Task brief: Put every line of the data below into a single numbered list, skipping the blank lines.
Begin
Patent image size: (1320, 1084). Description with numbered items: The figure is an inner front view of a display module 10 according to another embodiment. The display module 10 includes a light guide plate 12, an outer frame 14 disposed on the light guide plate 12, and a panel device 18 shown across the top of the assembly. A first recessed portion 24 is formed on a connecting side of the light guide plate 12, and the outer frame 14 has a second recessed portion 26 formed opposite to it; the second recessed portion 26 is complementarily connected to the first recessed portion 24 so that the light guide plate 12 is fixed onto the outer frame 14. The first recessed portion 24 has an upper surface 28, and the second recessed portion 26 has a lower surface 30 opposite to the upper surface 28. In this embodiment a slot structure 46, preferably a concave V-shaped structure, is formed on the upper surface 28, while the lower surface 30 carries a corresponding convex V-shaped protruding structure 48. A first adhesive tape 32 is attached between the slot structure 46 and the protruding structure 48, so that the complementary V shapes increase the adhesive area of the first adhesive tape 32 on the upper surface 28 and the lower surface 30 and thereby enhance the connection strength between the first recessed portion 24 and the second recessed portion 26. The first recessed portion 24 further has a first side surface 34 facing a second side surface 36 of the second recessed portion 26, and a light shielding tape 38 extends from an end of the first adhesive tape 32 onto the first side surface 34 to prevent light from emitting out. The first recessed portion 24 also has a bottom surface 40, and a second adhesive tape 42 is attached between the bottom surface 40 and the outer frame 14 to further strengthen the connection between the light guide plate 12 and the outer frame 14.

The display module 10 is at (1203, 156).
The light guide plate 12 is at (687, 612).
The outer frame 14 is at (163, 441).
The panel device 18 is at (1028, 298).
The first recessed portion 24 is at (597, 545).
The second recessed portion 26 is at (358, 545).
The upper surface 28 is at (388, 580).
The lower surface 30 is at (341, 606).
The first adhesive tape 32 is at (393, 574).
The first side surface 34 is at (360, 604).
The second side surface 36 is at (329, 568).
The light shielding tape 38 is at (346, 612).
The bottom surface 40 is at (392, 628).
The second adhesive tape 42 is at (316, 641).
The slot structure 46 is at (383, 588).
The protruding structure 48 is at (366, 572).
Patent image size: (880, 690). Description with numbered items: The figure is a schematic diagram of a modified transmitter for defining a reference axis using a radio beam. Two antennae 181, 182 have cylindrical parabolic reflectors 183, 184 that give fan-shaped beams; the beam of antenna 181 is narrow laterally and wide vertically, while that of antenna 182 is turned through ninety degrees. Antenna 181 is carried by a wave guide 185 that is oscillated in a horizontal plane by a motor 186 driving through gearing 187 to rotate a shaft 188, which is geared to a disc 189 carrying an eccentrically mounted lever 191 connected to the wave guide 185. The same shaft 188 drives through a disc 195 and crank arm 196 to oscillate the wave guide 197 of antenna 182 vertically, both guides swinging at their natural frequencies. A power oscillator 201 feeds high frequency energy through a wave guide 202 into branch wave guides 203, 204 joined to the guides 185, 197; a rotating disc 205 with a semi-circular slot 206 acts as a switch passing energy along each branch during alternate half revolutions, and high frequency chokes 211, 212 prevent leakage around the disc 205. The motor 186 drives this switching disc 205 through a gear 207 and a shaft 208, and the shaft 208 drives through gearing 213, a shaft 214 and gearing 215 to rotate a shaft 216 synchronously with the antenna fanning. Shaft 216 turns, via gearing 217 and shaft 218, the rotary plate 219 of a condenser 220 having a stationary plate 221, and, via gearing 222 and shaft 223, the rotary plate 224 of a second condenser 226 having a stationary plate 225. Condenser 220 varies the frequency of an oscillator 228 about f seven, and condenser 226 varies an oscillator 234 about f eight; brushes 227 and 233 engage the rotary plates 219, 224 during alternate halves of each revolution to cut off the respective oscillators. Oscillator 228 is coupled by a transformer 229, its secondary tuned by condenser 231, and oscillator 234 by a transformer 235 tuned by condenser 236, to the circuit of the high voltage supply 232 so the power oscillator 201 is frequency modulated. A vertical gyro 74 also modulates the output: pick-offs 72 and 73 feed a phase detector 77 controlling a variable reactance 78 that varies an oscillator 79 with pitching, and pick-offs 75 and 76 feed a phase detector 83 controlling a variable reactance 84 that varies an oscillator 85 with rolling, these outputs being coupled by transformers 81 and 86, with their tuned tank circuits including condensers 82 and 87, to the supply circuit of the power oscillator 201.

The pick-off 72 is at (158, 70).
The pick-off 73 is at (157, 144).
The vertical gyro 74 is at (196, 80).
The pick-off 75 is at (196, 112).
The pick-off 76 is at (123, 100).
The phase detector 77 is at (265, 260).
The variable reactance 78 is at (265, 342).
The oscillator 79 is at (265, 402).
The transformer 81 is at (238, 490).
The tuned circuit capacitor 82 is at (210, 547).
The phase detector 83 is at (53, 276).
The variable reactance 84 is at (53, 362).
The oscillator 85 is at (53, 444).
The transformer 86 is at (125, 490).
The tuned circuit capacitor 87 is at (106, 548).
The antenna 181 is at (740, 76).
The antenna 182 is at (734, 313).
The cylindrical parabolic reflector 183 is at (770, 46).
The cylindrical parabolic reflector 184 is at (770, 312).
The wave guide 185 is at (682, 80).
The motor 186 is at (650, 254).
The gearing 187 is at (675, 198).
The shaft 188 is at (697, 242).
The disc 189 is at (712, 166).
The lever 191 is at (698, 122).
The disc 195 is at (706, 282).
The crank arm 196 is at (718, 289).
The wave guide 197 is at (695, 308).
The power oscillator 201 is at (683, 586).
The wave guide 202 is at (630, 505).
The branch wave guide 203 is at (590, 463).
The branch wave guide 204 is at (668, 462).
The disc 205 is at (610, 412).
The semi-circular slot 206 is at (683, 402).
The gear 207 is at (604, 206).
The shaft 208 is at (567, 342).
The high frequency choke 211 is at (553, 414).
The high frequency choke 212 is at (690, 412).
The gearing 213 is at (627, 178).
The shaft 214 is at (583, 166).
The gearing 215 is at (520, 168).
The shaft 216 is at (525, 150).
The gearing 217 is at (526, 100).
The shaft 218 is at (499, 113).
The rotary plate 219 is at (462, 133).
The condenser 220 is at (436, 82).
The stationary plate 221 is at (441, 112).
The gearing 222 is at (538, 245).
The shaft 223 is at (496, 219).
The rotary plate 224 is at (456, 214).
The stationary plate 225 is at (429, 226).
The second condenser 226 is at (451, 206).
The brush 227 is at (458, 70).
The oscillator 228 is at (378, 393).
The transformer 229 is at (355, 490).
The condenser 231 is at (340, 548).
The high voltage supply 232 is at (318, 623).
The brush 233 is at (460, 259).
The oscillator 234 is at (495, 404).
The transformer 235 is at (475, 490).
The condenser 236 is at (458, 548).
End
Task response:
1. Patent image size: (1320, 1084). Description with numbered items: The figure is an inner front view of a display module 10 according to another embodiment. The display module 10 includes a light guide plate 12, an outer frame 14 disposed on the light guide plate 12, and a panel device 18 shown across the top of the assembly. A first recessed portion 24 is formed on a connecting side of the light guide plate 12, and the outer frame 14 has a second recessed portion 26 formed opposite to it; the second recessed portion 26 is complementarily connected to the first recessed portion 24 so that the light guide plate 12 is fixed onto the outer frame 14. The first recessed portion 24 has an upper surface 28, and the second recessed portion 26 has a lower surface 30 opposite to the upper surface 28. In this embodiment a slot structure 46, preferably a concave V-shaped structure, is formed on the upper surface 28, while the lower surface 30 carries a corresponding convex V-shaped protruding structure 48. A first adhesive tape 32 is attached between the slot structure 46 and the protruding structure 48, so that the complementary V shapes increase the adhesive area of the first adhesive tape 32 on the upper surface 28 and the lower surface 30 and thereby enhance the connection strength between the first recessed portion 24 and the second recessed portion 26. The first recessed portion 24 further has a first side surface 34 facing a second side surface 36 of the second recessed portion 26, and a light shielding tape 38 extends from an end of the first adhesive tape 32 onto the first side surface 34 to prevent light from emitting out. The first recessed portion 24 also has a bottom surface 40, and a second adhesive tape 42 is attached between the bottom surface 40 and the outer frame 14 to further strengthen the connection between the light guide plate 12 and the outer frame 14.
2. The display module 10 is at (1203, 156).
3. The light guide plate 12 is at (687, 612).
4. The outer frame 14 is at (163, 441).
5. The panel device 18 is at (1028, 298).
6. The first recessed portion 24 is at (597, 545).
7. The second recessed portion 26 is at (358, 545).
8. The upper surface 28 is at (388, 580).
9. The lower surface 30 is at (341, 606).
10. The first adhesive tape 32 is at (393, 574).
11. The first side surface 34 is at (360, 604).
12. The second side surface 36 is at (329, 568).
13. The light shielding tape 38 is at (346, 612).
14. The bottom surface 40 is at (392, 628).
15. The second adhesive tape 42 is at (316, 641).
16. The slot structure 46 is at (383, 588).
17. The protruding structure 48 is at (366, 572).
18. Patent image size: (880, 690). Description with numbered items: The figure is a schematic diagram of a modified transmitter for defining a reference axis using a radio beam. Two antennae 181, 182 have cylindrical parabolic reflectors 183, 184 that give fan-shaped beams; the beam of antenna 181 is narrow laterally and wide vertically, while that of antenna 182 is turned through ninety degrees. Antenna 181 is carried by a wave guide 185 that is oscillated in a horizontal plane by a motor 186 driving through gearing 187 to rotate a shaft 188, which is geared to a disc 189 carrying an eccentrically mounted lever 191 connected to the wave guide 185. The same shaft 188 drives through a disc 195 and crank arm 196 to oscillate the wave guide 197 of antenna 182 vertically, both guides swinging at their natural frequencies. A power oscillator 201 feeds high frequency energy through a wave guide 202 into branch wave guides 203, 204 joined to the guides 185, 197; a rotating disc 205 with a semi-circular slot 206 acts as a switch passing energy along each branch during alternate half revolutions, and high frequency chokes 211, 212 prevent leakage around the disc 205. The motor 186 drives this switching disc 205 through a gear 207 and a shaft 208, and the shaft 208 drives through gearing 213, a shaft 214 and gearing 215 to rotate a shaft 216 synchronously with the antenna fanning. Shaft 216 turns, via gearing 217 and shaft 218, the rotary plate 219 of a condenser 220 having a stationary plate 221, and, via gearing 222 and shaft 223, the rotary plate 224 of a second condenser 226 having a stationary plate 225. Condenser 220 varies the frequency of an oscillator 228 about f seven, and condenser 226 varies an oscillator 234 about f eight; brushes 227 and 233 engage the rotary plates 219, 224 during alternate halves of each revolution to cut off the respective oscillators. Oscillator 228 is coupled by a transformer 229, its secondary tuned by condenser 231, and oscillator 234 by a transformer 235 tuned by condenser 236, to the circuit of the high voltage supply 232 so the power oscillator 201 is frequency modulated. A vertical gyro 74 also modulates the output: pick-offs 72 and 73 feed a phase detector 77 controlling a variable reactance 78 that varies an oscillator 79 with pitching, and pick-offs 75 and 76 feed a phase detector 83 controlling a variable reactance 84 that varies an oscillator 85 with rolling, these outputs being coupled by transformers 81 and 86, with their tuned tank circuits including condensers 82 and 87, to the supply circuit of the power oscillator 201.
19. The pick-off 72 is at (158, 70).
20. The pick-off 73 is at (157, 144).
21. The vertical gyro 74 is at (196, 80).
22. The pick-off 75 is at (196, 112).
23. The pick-off 76 is at (123, 100).
24. The phase detector 77 is at (265, 260).
25. The variable reactance 78 is at (265, 342).
26. The oscillator 79 is at (265, 402).
27. The transformer 81 is at (238, 490).
28. The tuned circuit capacitor 82 is at (210, 547).
29. The phase detector 83 is at (53, 276).
30. The variable reactance 84 is at (53, 362).
31. The oscillator 85 is at (53, 444).
32. The transformer 86 is at (125, 490).
33. The tuned circuit capacitor 87 is at (106, 548).
34. The antenna 181 is at (740, 76).
35. The antenna 182 is at (734, 313).
36. The cylindrical parabolic reflector 183 is at (770, 46).
37. The cylindrical parabolic reflector 184 is at (770, 312).
38. The wave guide 185 is at (682, 80).
39. The motor 186 is at (650, 254).
40. The gearing 187 is at (675, 198).
41. The shaft 188 is at (697, 242).
42. The disc 189 is at (712, 166).
43. The lever 191 is at (698, 122).
44. The disc 195 is at (706, 282).
45. The crank arm 196 is at (718, 289).
46. The wave guide 197 is at (695, 308).
47. The power oscillator 201 is at (683, 586).
48. The wave guide 202 is at (630, 505).
49. The branch wave guide 203 is at (590, 463).
50. The branch wave guide 204 is at (668, 462).
51. The disc 205 is at (610, 412).
52. The semi-circular slot 206 is at (683, 402).
53. The gear 207 is at (604, 206).
54. The shaft 208 is at (567, 342).
55. The high frequency choke 211 is at (553, 414).
56. The high frequency choke 212 is at (690, 412).
57. The gearing 213 is at (627, 178).
58. The shaft 214 is at (583, 166).
59. The gearing 215 is at (520, 168).
60. The shaft 216 is at (525, 150).
61. The gearing 217 is at (526, 100).
62. The shaft 218 is at (499, 113).
63. The rotary plate 219 is at (462, 133).
64. The condenser 220 is at (436, 82).
65. The stationary plate 221 is at (441, 112).
66. The gearing 222 is at (538, 245).
67. The shaft 223 is at (496, 219).
68. The rotary plate 224 is at (456, 214).
69. The stationary plate 225 is at (429, 226).
70. The second condenser 226 is at (451, 206).
71. The brush 227 is at (458, 70).
72. The oscillator 228 is at (378, 393).
73. The transformer 229 is at (355, 490).
74. The condenser 231 is at (340, 548).
75. The high voltage supply 232 is at (318, 623).
76. The brush 233 is at (460, 259).
77. The oscillator 234 is at (495, 404).
78. The transformer 235 is at (475, 490).
79. The condenser 236 is at (458, 548).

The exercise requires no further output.